**Problem statement**
Go through the material and write it all out exactly, minus the pictures.

**Records for the task**

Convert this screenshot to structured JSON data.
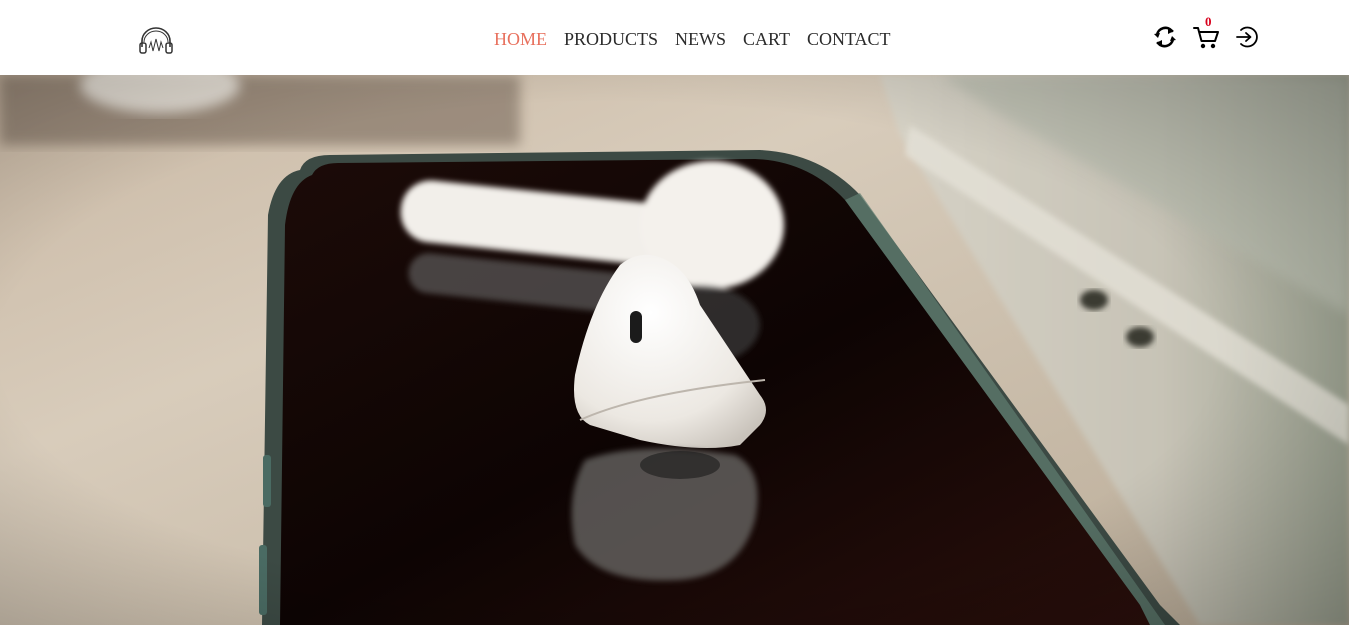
{
  "header": {
    "logo_icon": "headphones-icon",
    "nav": {
      "home": "HOME",
      "products": "PRODUCTS",
      "news": "NEWS",
      "cart": "CART",
      "contact": "CONTACT",
      "active": "home"
    },
    "actions": {
      "refresh_icon": "refresh-icon",
      "cart_icon": "shopping-cart-icon",
      "cart_count": "0",
      "login_icon": "login-icon"
    }
  },
  "hero": {
    "image": "earbuds-on-smartphone-photo"
  },
  "colors": {
    "accent": "#e8705d",
    "nav_text": "#2b2b2b",
    "badge": "#d8001c",
    "header_bg": "#ffffff"
  }
}
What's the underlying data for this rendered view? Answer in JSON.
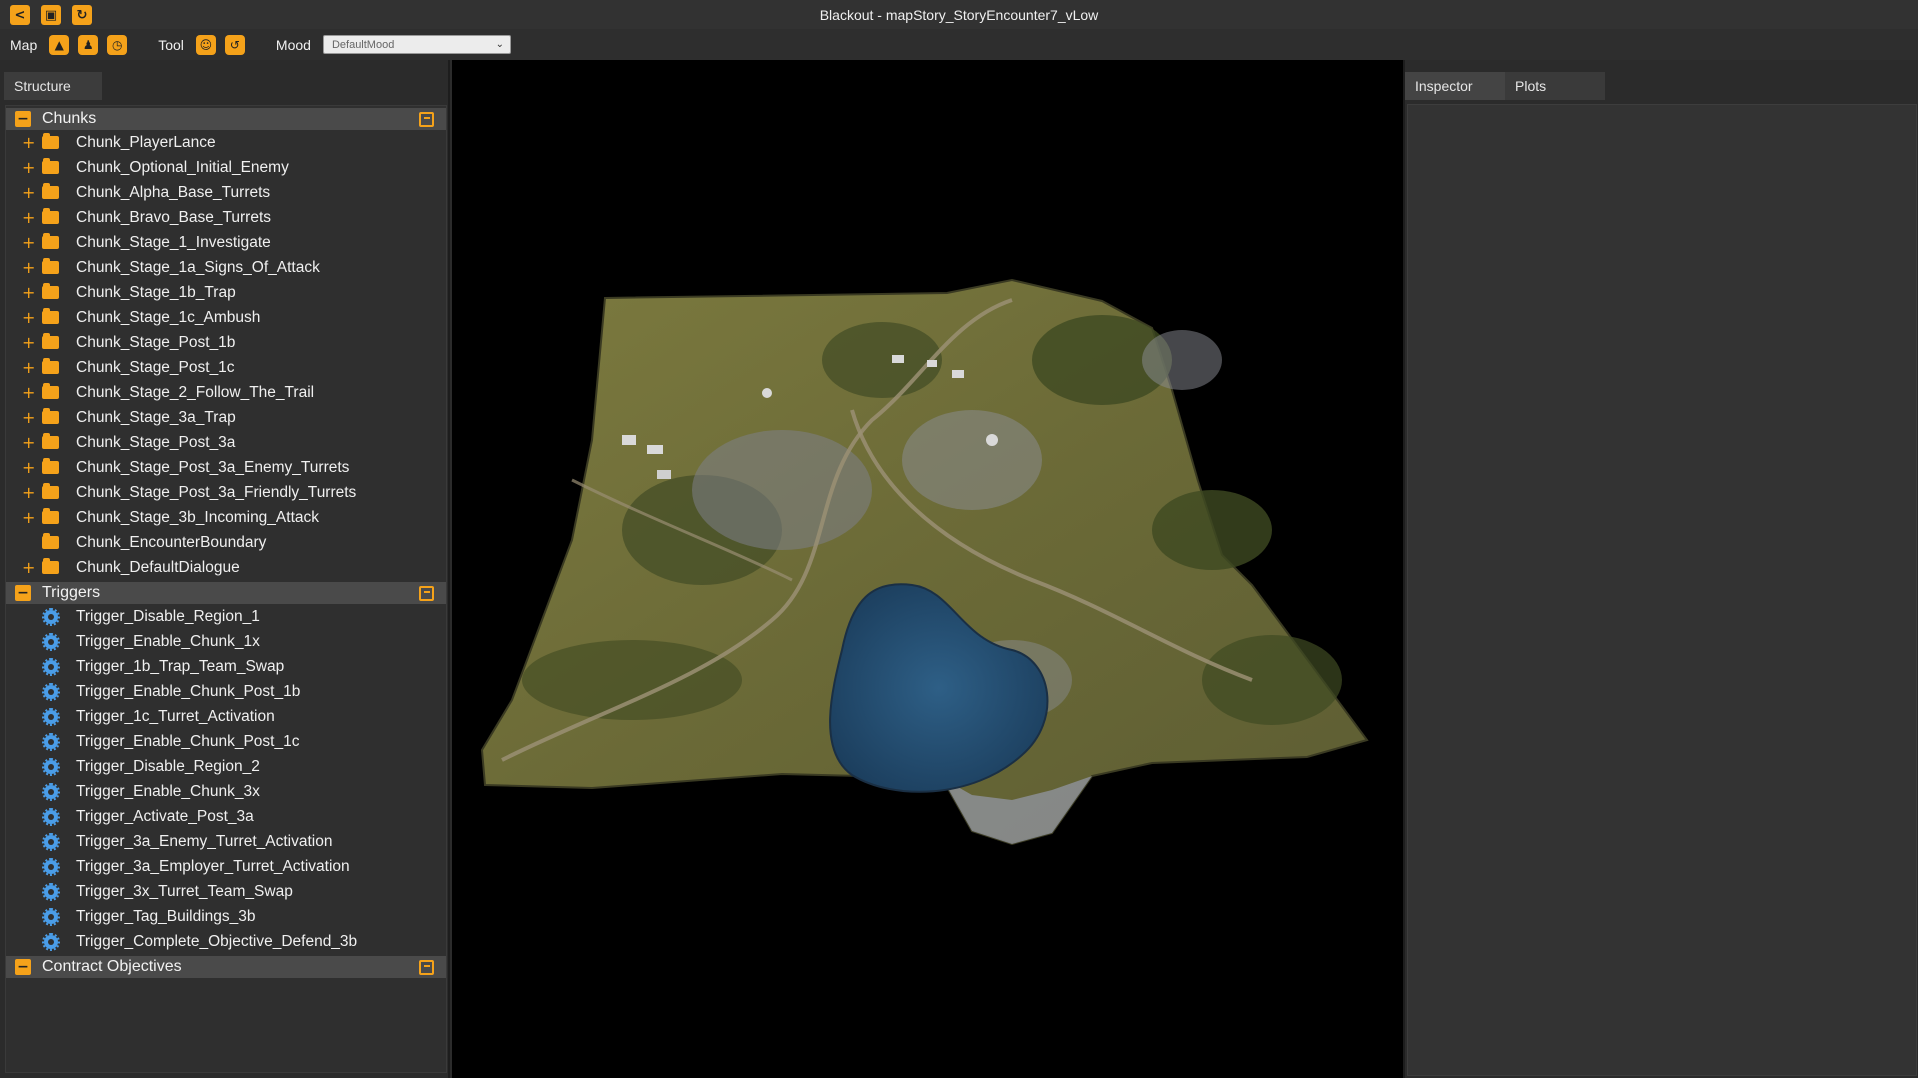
{
  "window": {
    "title": "Blackout - mapStory_StoryEncounter7_vLow"
  },
  "titlebar_icons": [
    "back-icon",
    "save-icon",
    "refresh-icon"
  ],
  "toolbar": {
    "map_label": "Map",
    "map_tools": [
      "terrain-icon",
      "spawn-icon",
      "clock-icon"
    ],
    "tool_label": "Tool",
    "tool_tools": [
      "select-tool-icon",
      "rotate-tool-icon"
    ],
    "mood_label": "Mood",
    "mood_value": "DefaultMood"
  },
  "left_panel": {
    "tab": "Structure",
    "sections": {
      "chunks": {
        "title": "Chunks",
        "items": [
          "Chunk_PlayerLance",
          "Chunk_Optional_Initial_Enemy",
          "Chunk_Alpha_Base_Turrets",
          "Chunk_Bravo_Base_Turrets",
          "Chunk_Stage_1_Investigate",
          "Chunk_Stage_1a_Signs_Of_Attack",
          "Chunk_Stage_1b_Trap",
          "Chunk_Stage_1c_Ambush",
          "Chunk_Stage_Post_1b",
          "Chunk_Stage_Post_1c",
          "Chunk_Stage_2_Follow_The_Trail",
          "Chunk_Stage_3a_Trap",
          "Chunk_Stage_Post_3a",
          "Chunk_Stage_Post_3a_Enemy_Turrets",
          "Chunk_Stage_Post_3a_Friendly_Turrets",
          "Chunk_Stage_3b_Incoming_Attack",
          "Chunk_EncounterBoundary",
          "Chunk_DefaultDialogue"
        ]
      },
      "triggers": {
        "title": "Triggers",
        "items": [
          "Trigger_Disable_Region_1",
          "Trigger_Enable_Chunk_1x",
          "Trigger_1b_Trap_Team_Swap",
          "Trigger_Enable_Chunk_Post_1b",
          "Trigger_1c_Turret_Activation",
          "Trigger_Enable_Chunk_Post_1c",
          "Trigger_Disable_Region_2",
          "Trigger_Enable_Chunk_3x",
          "Trigger_Activate_Post_3a",
          "Trigger_3a_Enemy_Turret_Activation",
          "Trigger_3a_Employer_Turret_Activation",
          "Trigger_3x_Turret_Team_Swap",
          "Trigger_Tag_Buildings_3b",
          "Trigger_Complete_Objective_Defend_3b"
        ]
      },
      "objectives": {
        "title": "Contract Objectives"
      }
    }
  },
  "right_panel": {
    "tabs": [
      "Inspector",
      "Plots"
    ]
  },
  "colors": {
    "accent": "#f5a21a",
    "trigger_icon": "#4a9de8",
    "panel_bg": "#2b2b2b",
    "viewport_bg": "#000000"
  }
}
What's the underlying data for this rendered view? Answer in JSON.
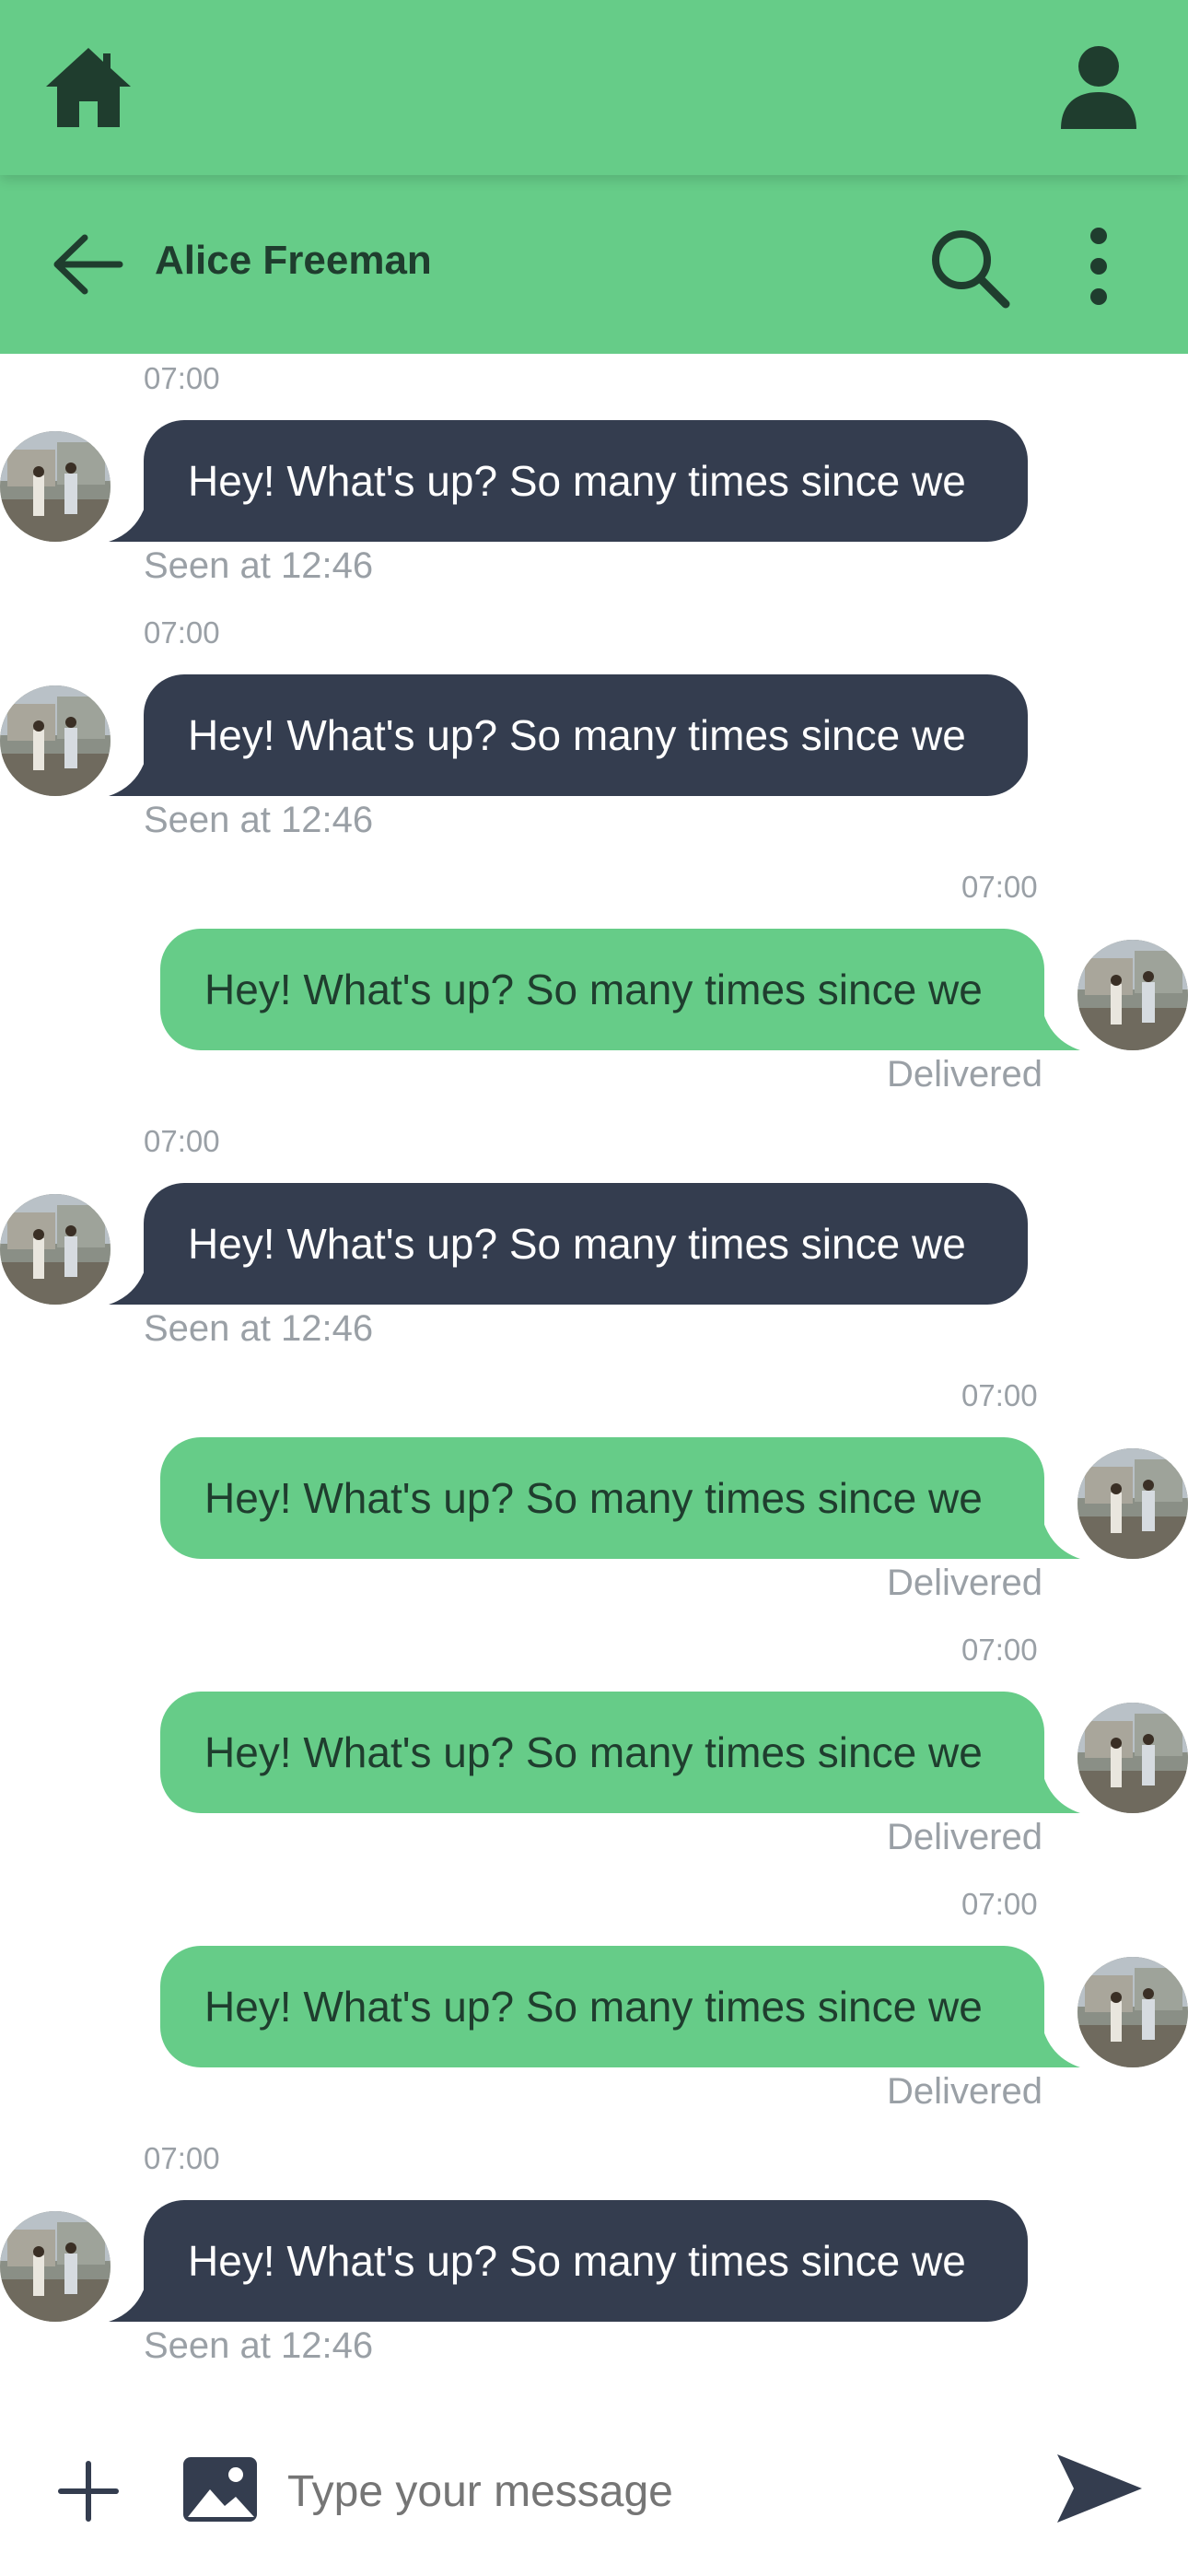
{
  "header": {
    "icons": {
      "home": "home-icon",
      "user": "user-icon"
    }
  },
  "chat": {
    "contact_name": "Alice Freeman",
    "icons": {
      "back": "arrow-left-icon",
      "search": "search-icon",
      "more": "more-vertical-icon"
    }
  },
  "messages": [
    {
      "direction": "incoming",
      "time": "07:00",
      "text": "Hey! What's up? So many times since we",
      "status": "Seen at 12:46"
    },
    {
      "direction": "incoming",
      "time": "07:00",
      "text": "Hey! What's up? So many times since we",
      "status": "Seen at 12:46"
    },
    {
      "direction": "outgoing",
      "time": "07:00",
      "text": "Hey! What's up? So many times since we",
      "status": "Delivered"
    },
    {
      "direction": "incoming",
      "time": "07:00",
      "text": "Hey! What's up? So many times since we",
      "status": "Seen at 12:46"
    },
    {
      "direction": "outgoing",
      "time": "07:00",
      "text": "Hey! What's up? So many times since we",
      "status": "Delivered"
    },
    {
      "direction": "outgoing",
      "time": "07:00",
      "text": "Hey! What's up? So many times since we",
      "status": "Delivered"
    },
    {
      "direction": "outgoing",
      "time": "07:00",
      "text": "Hey! What's up? So many times since we",
      "status": "Delivered"
    },
    {
      "direction": "incoming",
      "time": "07:00",
      "text": "Hey! What's up? So many times since we",
      "status": "Seen at 12:46"
    }
  ],
  "composer": {
    "placeholder": "Type your message",
    "value": "",
    "icons": {
      "add": "plus-icon",
      "image": "image-icon",
      "send": "send-icon"
    }
  },
  "colors": {
    "accent": "#66cc88",
    "incoming_bubble": "#343d4f",
    "dark_text": "#1f3d2e",
    "muted_text": "#9aa0a6"
  }
}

**Solution to the exercise**
Convert this screenshot to structured JSON data.
{
  "header": {
    "logo_icon": "headphones-icon",
    "nav": {
      "home": "HOME",
      "products": "PRODUCTS",
      "news": "NEWS",
      "cart": "CART",
      "contact": "CONTACT",
      "active": "home"
    },
    "actions": {
      "refresh_icon": "refresh-icon",
      "cart_icon": "shopping-cart-icon",
      "cart_count": "0",
      "login_icon": "login-icon"
    }
  },
  "hero": {
    "image": "earbuds-on-smartphone-photo"
  },
  "colors": {
    "accent": "#e8705d",
    "nav_text": "#2b2b2b",
    "badge": "#d8001c",
    "header_bg": "#ffffff"
  }
}
What's the underlying data for this rendered view? Answer in JSON.
{
  "window": {
    "title": "Blackout - mapStory_StoryEncounter7_vLow"
  },
  "titlebar_icons": [
    "back-icon",
    "save-icon",
    "refresh-icon"
  ],
  "toolbar": {
    "map_label": "Map",
    "map_tools": [
      "terrain-icon",
      "spawn-icon",
      "clock-icon"
    ],
    "tool_label": "Tool",
    "tool_tools": [
      "select-tool-icon",
      "rotate-tool-icon"
    ],
    "mood_label": "Mood",
    "mood_value": "DefaultMood"
  },
  "left_panel": {
    "tab": "Structure",
    "sections": {
      "chunks": {
        "title": "Chunks",
        "items": [
          "Chunk_PlayerLance",
          "Chunk_Optional_Initial_Enemy",
          "Chunk_Alpha_Base_Turrets",
          "Chunk_Bravo_Base_Turrets",
          "Chunk_Stage_1_Investigate",
          "Chunk_Stage_1a_Signs_Of_Attack",
          "Chunk_Stage_1b_Trap",
          "Chunk_Stage_1c_Ambush",
          "Chunk_Stage_Post_1b",
          "Chunk_Stage_Post_1c",
          "Chunk_Stage_2_Follow_The_Trail",
          "Chunk_Stage_3a_Trap",
          "Chunk_Stage_Post_3a",
          "Chunk_Stage_Post_3a_Enemy_Turrets",
          "Chunk_Stage_Post_3a_Friendly_Turrets",
          "Chunk_Stage_3b_Incoming_Attack",
          "Chunk_EncounterBoundary",
          "Chunk_DefaultDialogue"
        ]
      },
      "triggers": {
        "title": "Triggers",
        "items": [
          "Trigger_Disable_Region_1",
          "Trigger_Enable_Chunk_1x",
          "Trigger_1b_Trap_Team_Swap",
          "Trigger_Enable_Chunk_Post_1b",
          "Trigger_1c_Turret_Activation",
          "Trigger_Enable_Chunk_Post_1c",
          "Trigger_Disable_Region_2",
          "Trigger_Enable_Chunk_3x",
          "Trigger_Activate_Post_3a",
          "Trigger_3a_Enemy_Turret_Activation",
          "Trigger_3a_Employer_Turret_Activation",
          "Trigger_3x_Turret_Team_Swap",
          "Trigger_Tag_Buildings_3b",
          "Trigger_Complete_Objective_Defend_3b"
        ]
      },
      "objectives": {
        "title": "Contract Objectives"
      }
    }
  },
  "right_panel": {
    "tabs": [
      "Inspector",
      "Plots"
    ]
  },
  "colors": {
    "accent": "#f5a21a",
    "trigger_icon": "#4a9de8",
    "panel_bg": "#2b2b2b",
    "viewport_bg": "#000000"
  }
}
What's the underlying data for this rendered view? Answer in JSON.
{
  "header": {
    "icons": {
      "home": "home-icon",
      "user": "user-icon"
    }
  },
  "chat": {
    "contact_name": "Alice Freeman",
    "icons": {
      "back": "arrow-left-icon",
      "search": "search-icon",
      "more": "more-vertical-icon"
    }
  },
  "messages": [
    {
      "direction": "incoming",
      "time": "07:00",
      "text": "Hey! What's up? So many times since we",
      "status": "Seen at 12:46"
    },
    {
      "direction": "incoming",
      "time": "07:00",
      "text": "Hey! What's up? So many times since we",
      "status": "Seen at 12:46"
    },
    {
      "direction": "outgoing",
      "time": "07:00",
      "text": "Hey! What's up? So many times since we",
      "status": "Delivered"
    },
    {
      "direction": "incoming",
      "time": "07:00",
      "text": "Hey! What's up? So many times since we",
      "status": "Seen at 12:46"
    },
    {
      "direction": "outgoing",
      "time": "07:00",
      "text": "Hey! What's up? So many times since we",
      "status": "Delivered"
    },
    {
      "direction": "outgoing",
      "time": "07:00",
      "text": "Hey! What's up? So many times since we",
      "status": "Delivered"
    },
    {
      "direction": "outgoing",
      "time": "07:00",
      "text": "Hey! What's up? So many times since we",
      "status": "Delivered"
    },
    {
      "direction": "incoming",
      "time": "07:00",
      "text": "Hey! What's up? So many times since we",
      "status": "Seen at 12:46"
    }
  ],
  "composer": {
    "placeholder": "Type your message",
    "value": "",
    "icons": {
      "add": "plus-icon",
      "image": "image-icon",
      "send": "send-icon"
    }
  },
  "colors": {
    "accent": "#66cc88",
    "incoming_bubble": "#343d4f",
    "dark_text": "#1f3d2e",
    "muted_text": "#9aa0a6"
  }
}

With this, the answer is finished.